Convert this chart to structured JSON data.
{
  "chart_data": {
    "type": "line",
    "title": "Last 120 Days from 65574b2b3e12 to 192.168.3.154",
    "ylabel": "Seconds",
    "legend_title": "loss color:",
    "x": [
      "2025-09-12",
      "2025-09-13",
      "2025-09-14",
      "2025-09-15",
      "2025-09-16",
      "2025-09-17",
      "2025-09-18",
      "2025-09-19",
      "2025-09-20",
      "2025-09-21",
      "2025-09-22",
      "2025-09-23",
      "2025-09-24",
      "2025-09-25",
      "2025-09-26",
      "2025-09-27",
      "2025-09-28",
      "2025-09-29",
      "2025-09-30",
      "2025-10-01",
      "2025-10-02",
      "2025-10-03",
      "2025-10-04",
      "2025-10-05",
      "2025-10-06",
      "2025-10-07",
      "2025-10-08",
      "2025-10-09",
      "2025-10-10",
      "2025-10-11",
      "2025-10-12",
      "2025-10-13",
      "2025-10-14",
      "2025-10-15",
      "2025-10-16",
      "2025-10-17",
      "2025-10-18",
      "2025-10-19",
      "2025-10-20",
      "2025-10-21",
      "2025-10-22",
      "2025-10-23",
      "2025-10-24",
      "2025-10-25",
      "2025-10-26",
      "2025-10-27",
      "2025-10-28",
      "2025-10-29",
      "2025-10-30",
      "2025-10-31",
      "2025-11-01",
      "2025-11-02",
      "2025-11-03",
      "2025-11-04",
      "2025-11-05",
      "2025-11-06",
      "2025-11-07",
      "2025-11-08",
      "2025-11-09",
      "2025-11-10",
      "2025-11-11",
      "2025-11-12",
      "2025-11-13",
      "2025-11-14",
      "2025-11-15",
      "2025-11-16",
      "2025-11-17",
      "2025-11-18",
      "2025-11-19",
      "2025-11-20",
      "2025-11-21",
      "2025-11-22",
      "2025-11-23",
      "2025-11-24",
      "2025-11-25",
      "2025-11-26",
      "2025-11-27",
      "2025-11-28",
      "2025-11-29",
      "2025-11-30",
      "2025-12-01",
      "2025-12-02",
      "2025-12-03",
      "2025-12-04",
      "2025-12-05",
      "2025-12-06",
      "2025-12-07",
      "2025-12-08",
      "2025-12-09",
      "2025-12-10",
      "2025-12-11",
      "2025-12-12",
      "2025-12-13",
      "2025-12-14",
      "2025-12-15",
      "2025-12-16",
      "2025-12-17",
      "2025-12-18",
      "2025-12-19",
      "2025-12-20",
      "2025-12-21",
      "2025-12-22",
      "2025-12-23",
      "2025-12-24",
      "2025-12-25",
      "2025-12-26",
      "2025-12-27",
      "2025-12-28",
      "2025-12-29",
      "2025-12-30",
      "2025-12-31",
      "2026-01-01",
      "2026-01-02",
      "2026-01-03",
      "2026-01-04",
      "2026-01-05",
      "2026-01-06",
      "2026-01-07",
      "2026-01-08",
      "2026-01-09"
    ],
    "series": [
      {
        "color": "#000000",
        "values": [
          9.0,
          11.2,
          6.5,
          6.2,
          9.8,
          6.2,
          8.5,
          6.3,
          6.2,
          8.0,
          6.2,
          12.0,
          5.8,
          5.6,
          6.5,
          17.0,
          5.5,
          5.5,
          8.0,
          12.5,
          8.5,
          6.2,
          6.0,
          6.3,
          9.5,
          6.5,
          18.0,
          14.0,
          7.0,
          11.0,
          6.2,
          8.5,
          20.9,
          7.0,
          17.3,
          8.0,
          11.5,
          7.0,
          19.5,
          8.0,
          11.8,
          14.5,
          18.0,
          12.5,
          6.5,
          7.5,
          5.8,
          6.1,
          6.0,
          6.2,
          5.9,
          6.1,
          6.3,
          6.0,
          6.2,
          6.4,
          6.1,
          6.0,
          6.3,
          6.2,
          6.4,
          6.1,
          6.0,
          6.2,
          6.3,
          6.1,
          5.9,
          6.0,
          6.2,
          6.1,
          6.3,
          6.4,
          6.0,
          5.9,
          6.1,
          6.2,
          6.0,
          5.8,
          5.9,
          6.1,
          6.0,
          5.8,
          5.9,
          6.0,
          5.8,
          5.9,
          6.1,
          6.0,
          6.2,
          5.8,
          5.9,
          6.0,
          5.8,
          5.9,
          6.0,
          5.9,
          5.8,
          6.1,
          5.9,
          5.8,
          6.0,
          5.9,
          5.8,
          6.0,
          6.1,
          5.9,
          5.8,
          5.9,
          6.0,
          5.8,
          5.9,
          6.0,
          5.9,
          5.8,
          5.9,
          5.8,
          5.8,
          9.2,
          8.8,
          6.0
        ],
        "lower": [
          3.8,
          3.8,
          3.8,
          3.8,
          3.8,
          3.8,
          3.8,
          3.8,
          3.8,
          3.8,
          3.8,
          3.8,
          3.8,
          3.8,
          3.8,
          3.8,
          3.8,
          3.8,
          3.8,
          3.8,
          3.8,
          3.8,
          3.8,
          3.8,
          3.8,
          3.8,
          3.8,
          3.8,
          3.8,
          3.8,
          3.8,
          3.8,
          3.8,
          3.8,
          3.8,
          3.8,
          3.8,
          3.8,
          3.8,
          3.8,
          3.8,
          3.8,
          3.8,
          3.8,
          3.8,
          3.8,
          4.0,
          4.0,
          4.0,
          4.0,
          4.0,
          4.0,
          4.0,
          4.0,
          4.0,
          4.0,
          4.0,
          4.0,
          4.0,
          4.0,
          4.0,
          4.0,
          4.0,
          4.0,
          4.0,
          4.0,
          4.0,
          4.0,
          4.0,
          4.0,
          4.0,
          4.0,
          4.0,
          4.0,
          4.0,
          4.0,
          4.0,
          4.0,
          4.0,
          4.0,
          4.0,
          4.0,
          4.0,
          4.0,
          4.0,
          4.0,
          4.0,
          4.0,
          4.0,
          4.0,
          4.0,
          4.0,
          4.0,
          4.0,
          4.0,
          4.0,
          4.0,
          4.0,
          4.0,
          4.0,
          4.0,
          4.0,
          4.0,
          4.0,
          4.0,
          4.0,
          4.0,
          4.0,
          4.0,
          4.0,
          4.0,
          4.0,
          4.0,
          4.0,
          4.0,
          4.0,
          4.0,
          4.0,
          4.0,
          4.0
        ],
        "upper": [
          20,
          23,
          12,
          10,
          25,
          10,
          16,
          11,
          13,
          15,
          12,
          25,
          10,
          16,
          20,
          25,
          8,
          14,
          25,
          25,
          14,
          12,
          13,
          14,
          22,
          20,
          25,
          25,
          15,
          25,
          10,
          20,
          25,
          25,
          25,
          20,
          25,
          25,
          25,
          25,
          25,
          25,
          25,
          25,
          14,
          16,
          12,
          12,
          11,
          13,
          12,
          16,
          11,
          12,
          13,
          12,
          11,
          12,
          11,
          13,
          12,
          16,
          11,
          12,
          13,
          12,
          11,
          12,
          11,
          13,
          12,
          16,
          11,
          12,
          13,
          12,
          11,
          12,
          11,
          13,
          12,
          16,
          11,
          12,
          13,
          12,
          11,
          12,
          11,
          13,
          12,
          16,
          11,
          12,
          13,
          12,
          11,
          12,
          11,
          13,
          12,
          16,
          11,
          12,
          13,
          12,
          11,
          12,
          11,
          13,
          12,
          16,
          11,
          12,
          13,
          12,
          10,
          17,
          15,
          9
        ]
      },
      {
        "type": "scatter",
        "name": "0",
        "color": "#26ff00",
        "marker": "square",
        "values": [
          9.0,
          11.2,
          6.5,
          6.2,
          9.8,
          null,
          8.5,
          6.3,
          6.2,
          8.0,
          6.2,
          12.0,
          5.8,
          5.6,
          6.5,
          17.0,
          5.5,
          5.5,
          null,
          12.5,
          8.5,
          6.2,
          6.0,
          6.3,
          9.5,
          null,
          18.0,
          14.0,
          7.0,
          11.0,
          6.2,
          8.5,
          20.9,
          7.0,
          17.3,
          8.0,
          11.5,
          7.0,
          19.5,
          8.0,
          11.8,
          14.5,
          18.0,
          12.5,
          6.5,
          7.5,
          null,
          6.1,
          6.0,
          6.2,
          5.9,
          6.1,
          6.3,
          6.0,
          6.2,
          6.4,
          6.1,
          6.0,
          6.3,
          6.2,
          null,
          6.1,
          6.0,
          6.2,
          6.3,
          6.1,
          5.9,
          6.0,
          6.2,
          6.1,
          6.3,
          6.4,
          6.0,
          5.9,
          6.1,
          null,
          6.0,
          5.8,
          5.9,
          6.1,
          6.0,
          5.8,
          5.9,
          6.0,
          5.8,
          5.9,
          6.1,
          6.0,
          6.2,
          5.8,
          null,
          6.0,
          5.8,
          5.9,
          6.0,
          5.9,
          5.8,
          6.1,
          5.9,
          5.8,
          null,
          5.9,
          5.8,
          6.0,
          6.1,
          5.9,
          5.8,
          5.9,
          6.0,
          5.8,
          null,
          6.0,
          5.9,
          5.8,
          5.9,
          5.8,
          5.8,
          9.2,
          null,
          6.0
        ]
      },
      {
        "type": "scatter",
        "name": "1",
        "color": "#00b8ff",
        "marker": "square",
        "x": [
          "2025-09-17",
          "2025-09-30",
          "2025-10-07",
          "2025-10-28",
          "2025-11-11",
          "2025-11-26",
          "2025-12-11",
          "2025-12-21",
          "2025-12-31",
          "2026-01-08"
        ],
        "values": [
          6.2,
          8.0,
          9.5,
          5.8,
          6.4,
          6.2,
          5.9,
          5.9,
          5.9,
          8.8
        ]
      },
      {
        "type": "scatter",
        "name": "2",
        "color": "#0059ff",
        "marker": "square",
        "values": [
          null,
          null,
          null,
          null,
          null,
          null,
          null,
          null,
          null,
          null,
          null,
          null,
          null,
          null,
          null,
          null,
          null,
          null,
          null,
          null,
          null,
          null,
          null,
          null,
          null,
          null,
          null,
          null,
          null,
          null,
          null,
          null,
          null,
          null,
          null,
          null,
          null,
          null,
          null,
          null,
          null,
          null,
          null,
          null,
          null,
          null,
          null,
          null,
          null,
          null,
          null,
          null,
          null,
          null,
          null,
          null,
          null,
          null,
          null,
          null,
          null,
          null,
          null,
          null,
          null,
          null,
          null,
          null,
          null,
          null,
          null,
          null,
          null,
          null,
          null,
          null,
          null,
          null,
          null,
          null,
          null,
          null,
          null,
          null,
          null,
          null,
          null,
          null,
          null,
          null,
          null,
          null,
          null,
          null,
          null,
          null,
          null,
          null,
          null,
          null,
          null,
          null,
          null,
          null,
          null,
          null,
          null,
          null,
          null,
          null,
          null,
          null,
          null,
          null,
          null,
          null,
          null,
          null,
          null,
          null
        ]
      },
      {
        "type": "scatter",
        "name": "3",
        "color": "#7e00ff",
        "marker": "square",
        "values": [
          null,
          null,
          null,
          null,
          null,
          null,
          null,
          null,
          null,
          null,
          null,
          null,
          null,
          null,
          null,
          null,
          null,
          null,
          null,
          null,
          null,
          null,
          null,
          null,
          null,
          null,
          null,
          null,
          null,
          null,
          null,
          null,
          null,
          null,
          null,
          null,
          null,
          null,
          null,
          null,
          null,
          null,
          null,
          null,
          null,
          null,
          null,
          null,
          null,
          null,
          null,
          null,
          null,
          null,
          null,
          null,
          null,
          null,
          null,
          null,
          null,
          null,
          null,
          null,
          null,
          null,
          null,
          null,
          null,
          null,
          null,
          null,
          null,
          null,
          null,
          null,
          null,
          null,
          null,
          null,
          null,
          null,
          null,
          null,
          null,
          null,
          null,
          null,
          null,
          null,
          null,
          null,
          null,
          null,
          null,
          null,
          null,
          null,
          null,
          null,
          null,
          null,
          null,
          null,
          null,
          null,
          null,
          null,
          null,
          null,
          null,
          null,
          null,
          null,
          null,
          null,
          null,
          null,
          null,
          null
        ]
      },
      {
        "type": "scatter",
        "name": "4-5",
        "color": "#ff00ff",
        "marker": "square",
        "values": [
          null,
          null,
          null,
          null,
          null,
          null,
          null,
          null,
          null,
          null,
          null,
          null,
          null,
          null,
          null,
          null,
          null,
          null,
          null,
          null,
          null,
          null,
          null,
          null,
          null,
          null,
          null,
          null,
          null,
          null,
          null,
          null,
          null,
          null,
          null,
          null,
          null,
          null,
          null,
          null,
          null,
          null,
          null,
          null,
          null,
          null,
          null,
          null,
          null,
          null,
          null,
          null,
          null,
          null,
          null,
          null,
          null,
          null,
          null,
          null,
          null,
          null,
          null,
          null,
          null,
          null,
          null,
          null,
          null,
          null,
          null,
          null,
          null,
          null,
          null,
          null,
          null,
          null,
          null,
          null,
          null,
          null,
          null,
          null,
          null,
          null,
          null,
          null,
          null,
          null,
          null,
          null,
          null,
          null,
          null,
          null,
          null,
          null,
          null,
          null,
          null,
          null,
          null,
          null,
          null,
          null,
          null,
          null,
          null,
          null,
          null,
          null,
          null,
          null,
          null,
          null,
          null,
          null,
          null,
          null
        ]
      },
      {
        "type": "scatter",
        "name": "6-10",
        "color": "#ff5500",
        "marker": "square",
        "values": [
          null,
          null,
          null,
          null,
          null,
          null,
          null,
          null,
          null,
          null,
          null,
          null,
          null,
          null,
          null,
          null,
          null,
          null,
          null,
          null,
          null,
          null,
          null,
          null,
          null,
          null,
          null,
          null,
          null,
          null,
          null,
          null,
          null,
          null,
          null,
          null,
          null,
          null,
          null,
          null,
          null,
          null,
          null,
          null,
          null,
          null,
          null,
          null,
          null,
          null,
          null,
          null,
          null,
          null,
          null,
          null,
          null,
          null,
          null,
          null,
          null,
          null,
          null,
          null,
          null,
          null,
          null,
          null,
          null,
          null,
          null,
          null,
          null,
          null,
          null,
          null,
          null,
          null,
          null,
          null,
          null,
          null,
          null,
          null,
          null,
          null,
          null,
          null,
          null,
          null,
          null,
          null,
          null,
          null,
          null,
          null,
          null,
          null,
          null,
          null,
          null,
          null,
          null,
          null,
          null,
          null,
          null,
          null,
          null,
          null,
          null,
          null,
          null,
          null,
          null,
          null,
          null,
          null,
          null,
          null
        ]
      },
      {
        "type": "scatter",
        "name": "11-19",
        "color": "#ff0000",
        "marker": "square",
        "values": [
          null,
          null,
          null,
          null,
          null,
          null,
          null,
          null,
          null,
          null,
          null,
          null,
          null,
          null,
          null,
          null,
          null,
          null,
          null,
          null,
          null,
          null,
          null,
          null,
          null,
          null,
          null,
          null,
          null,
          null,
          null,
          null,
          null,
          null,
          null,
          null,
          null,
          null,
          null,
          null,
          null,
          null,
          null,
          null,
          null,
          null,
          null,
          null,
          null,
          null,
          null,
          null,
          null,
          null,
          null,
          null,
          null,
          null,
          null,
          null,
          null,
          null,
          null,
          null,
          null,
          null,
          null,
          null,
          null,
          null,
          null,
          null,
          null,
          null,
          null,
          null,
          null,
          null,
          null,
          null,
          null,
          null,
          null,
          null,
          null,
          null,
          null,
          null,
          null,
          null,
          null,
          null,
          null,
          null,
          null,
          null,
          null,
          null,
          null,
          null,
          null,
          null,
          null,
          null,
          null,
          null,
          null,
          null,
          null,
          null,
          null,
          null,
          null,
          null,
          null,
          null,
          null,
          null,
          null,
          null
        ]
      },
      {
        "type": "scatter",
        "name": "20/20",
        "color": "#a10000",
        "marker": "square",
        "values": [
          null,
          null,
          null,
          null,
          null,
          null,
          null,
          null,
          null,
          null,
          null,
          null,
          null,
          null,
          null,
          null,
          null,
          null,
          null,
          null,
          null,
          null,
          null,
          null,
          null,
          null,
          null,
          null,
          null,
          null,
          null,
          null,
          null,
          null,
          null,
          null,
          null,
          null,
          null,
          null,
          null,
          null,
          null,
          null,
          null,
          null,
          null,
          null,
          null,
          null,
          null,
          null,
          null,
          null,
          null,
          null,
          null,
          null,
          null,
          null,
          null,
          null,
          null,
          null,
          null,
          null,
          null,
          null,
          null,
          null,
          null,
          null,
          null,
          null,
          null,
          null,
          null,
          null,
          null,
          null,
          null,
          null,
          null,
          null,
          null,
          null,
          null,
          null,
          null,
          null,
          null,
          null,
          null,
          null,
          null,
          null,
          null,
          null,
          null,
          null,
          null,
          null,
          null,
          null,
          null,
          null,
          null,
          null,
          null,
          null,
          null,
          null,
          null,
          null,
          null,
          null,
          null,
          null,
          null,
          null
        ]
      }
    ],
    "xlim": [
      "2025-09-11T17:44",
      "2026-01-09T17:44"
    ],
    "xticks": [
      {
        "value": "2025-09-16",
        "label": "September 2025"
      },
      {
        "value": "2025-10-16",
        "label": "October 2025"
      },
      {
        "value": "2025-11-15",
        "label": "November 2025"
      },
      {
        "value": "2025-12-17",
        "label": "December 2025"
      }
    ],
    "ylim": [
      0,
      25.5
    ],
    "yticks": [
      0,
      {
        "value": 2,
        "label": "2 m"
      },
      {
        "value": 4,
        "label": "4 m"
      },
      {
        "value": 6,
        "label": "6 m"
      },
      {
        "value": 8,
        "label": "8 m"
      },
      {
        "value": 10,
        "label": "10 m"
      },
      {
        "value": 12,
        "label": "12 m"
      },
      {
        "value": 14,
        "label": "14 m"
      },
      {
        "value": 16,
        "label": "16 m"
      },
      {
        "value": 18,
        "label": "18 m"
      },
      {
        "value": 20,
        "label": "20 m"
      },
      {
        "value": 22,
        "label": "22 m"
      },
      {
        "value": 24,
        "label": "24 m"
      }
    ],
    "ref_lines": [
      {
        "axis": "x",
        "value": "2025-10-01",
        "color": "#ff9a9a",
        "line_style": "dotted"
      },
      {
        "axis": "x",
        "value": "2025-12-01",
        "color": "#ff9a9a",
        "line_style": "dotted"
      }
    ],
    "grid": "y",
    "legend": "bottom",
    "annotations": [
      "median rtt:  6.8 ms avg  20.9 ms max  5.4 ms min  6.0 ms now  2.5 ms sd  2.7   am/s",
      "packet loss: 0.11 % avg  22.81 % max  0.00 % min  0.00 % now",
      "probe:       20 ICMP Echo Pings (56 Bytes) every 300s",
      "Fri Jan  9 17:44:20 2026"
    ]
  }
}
====
● Request: Report all lines of the data above that include the string "color".

● Solved exercise:
    "legend_title": "loss color:",
        "color": "#000000",
        "color": "#26ff00",
        "color": "#00b8ff",
        "color": "#0059ff",
        "color": "#7e00ff",
        "color": "#ff00ff",
        "color": "#ff5500",
        "color": "#ff0000",
        "color": "#a10000",
        "color": "#ff9a9a",
        "color": "#ff9a9a",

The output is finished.